-------- Input rows
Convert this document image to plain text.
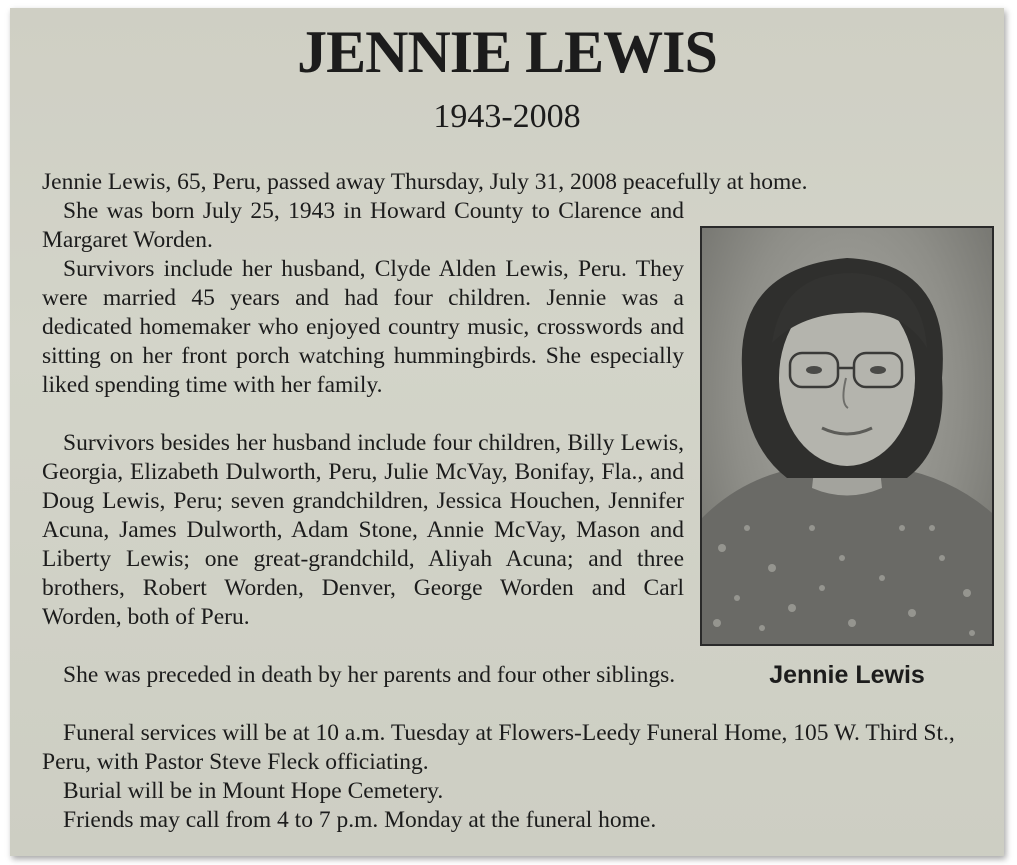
JENNIE LEWIS
1943-2008

Jennie Lewis, 65, Peru, passed away Thursday, July 31, 2008 peacefully at home.

She was born July 25, 1943 in Howard County to Clarence and Margaret Worden.

Survivors include her husband, Clyde Alden Lewis, Peru. They were married 45 years and had four children. Jennie was a dedicated homemaker who enjoyed country music, crosswords and sitting on her front porch watching hummingbirds. She especially liked spending time with her family.

Survivors besides her husband include four children, Billy Lewis, Georgia, Elizabeth Dulworth, Peru, Julie McVay, Bonifay, Fla., and Doug Lewis, Peru; seven grandchildren, Jessica Houchen, Jennifer Acuna, James Dulworth, Adam Stone, Annie McVay, Mason and Liberty Lewis; one great-grandchild, Aliyah Acuna; and three brothers, Robert Worden, Denver, George Worden and Carl Worden, both of Peru.

She was preceded in death by her parents and four other siblings.

Funeral services will be at 10 a.m. Tuesday at Flowers-Leedy Funeral Home, 105 W. Third St., Peru, with Pastor Steve Fleck officiating.

Burial will be in Mount Hope Cemetery.

Friends may call from 4 to 7 p.m. Monday at the funeral home.

Jennie Lewis
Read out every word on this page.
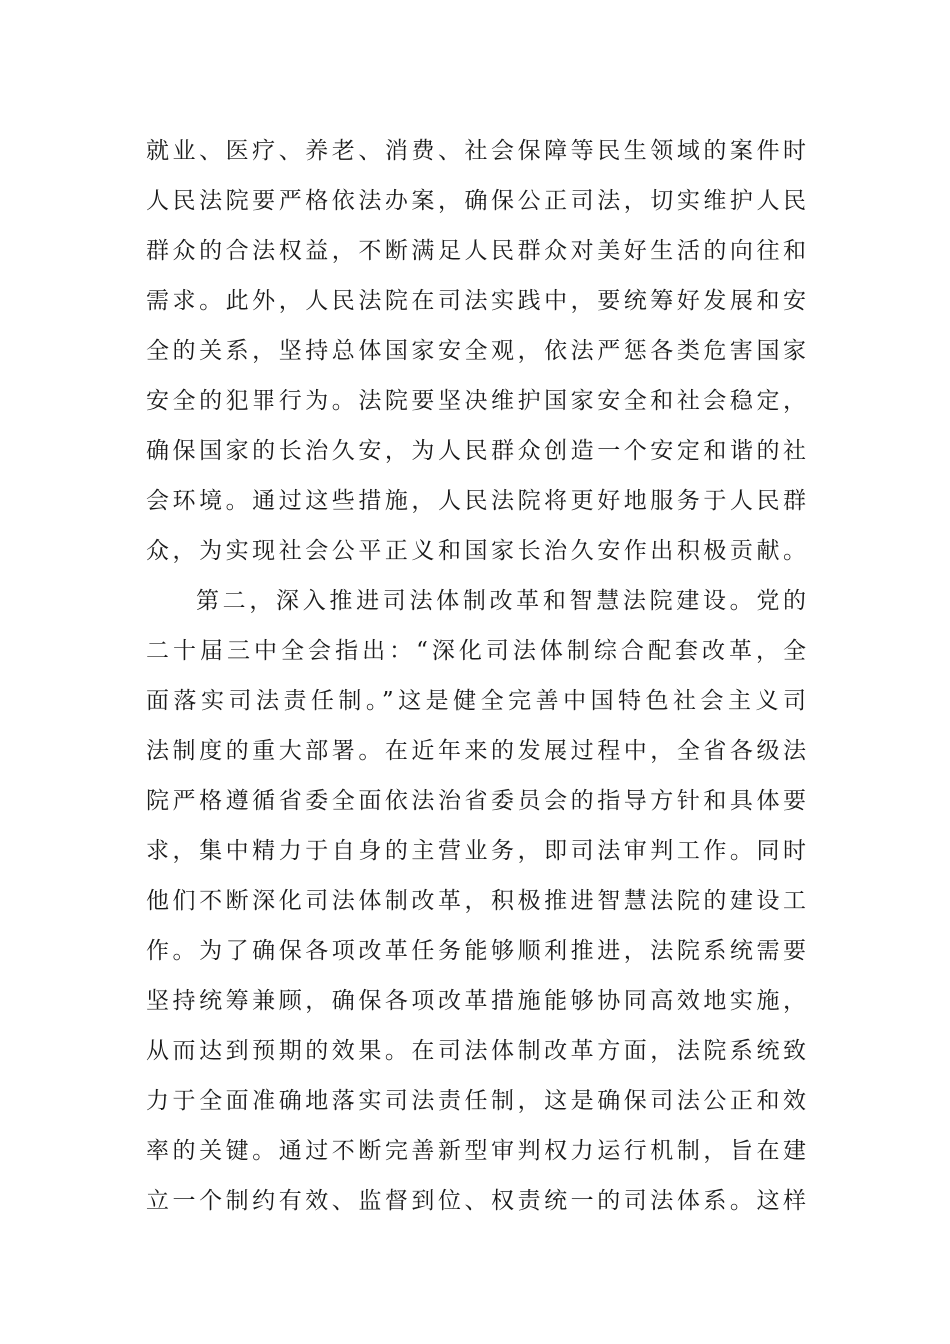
就业、医疗、养老、消费、社会保障等民生领域的案件时
人民法院要严格依法办案，确保公正司法，切实维护人民
群众的合法权益，不断满足人民群众对美好生活的向往和
需求。此外，人民法院在司法实践中，要统筹好发展和安
全的关系，坚持总体国家安全观，依法严惩各类危害国家
安全的犯罪行为。法院要坚决维护国家安全和社会稳定，
确保国家的长治久安，为人民群众创造一个安定和谐的社
会环境。通过这些措施，人民法院将更好地服务于人民群
众，为实现社会公平正义和国家长治久安作出积极贡献。
第二，深入推进司法体制改革和智慧法院建设。党的
二十届三中全会指出：“深化司法体制综合配套改革，全
面落实司法责任制。”这是健全完善中国特色社会主义司
法制度的重大部署。在近年来的发展过程中，全省各级法
院严格遵循省委全面依法治省委员会的指导方针和具体要
求，集中精力于自身的主营业务，即司法审判工作。同时
他们不断深化司法体制改革，积极推进智慧法院的建设工
作。为了确保各项改革任务能够顺利推进，法院系统需要
坚持统筹兼顾，确保各项改革措施能够协同高效地实施，
从而达到预期的效果。在司法体制改革方面，法院系统致
力于全面准确地落实司法责任制，这是确保司法公正和效
率的关键。通过不断完善新型审判权力运行机制，旨在建
立一个制约有效、监督到位、权责统一的司法体系。这样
----------------
Exercise:
Exclude the pictures, and transcribe all of the material exactly.

Written response:
Convert this document image to plain text.
JENNIE LEWIS
1943-2008

Jennie Lewis, 65, Peru, passed away Thursday, July 31, 2008 peacefully at home.

She was born July 25, 1943 in Howard County to Clarence and Margaret Worden.

Survivors include her husband, Clyde Alden Lewis, Peru. They were married 45 years and had four children. Jennie was a dedicated homemaker who enjoyed country music, crosswords and sitting on her front porch watching hummingbirds. She especially liked spending time with her family.

Survivors besides her husband include four children, Billy Lewis, Georgia, Elizabeth Dulworth, Peru, Julie McVay, Bonifay, Fla., and Doug Lewis, Peru; seven grandchildren, Jessica Houchen, Jennifer Acuna, James Dulworth, Adam Stone, Annie McVay, Mason and Liberty Lewis; one great-grandchild, Aliyah Acuna; and three brothers, Robert Worden, Denver, George Worden and Carl Worden, both of Peru.

She was preceded in death by her parents and four other siblings.

Funeral services will be at 10 a.m. Tuesday at Flowers-Leedy Funeral Home, 105 W. Third St., Peru, with Pastor Steve Fleck officiating.

Burial will be in Mount Hope Cemetery.

Friends may call from 4 to 7 p.m. Monday at the funeral home.

Jennie Lewis
Read out every word on this page.
就业、医疗、养老、消费、社会保障等民生领域的案件时
人民法院要严格依法办案，确保公正司法，切实维护人民
群众的合法权益，不断满足人民群众对美好生活的向往和
需求。此外，人民法院在司法实践中，要统筹好发展和安
全的关系，坚持总体国家安全观，依法严惩各类危害国家
安全的犯罪行为。法院要坚决维护国家安全和社会稳定，
确保国家的长治久安，为人民群众创造一个安定和谐的社
会环境。通过这些措施，人民法院将更好地服务于人民群
众，为实现社会公平正义和国家长治久安作出积极贡献。
第二，深入推进司法体制改革和智慧法院建设。党的
二十届三中全会指出：“深化司法体制综合配套改革，全
面落实司法责任制。”这是健全完善中国特色社会主义司
法制度的重大部署。在近年来的发展过程中，全省各级法
院严格遵循省委全面依法治省委员会的指导方针和具体要
求，集中精力于自身的主营业务，即司法审判工作。同时
他们不断深化司法体制改革，积极推进智慧法院的建设工
作。为了确保各项改革任务能够顺利推进，法院系统需要
坚持统筹兼顾，确保各项改革措施能够协同高效地实施，
从而达到预期的效果。在司法体制改革方面，法院系统致
力于全面准确地落实司法责任制，这是确保司法公正和效
率的关键。通过不断完善新型审判权力运行机制，旨在建
立一个制约有效、监督到位、权责统一的司法体系。这样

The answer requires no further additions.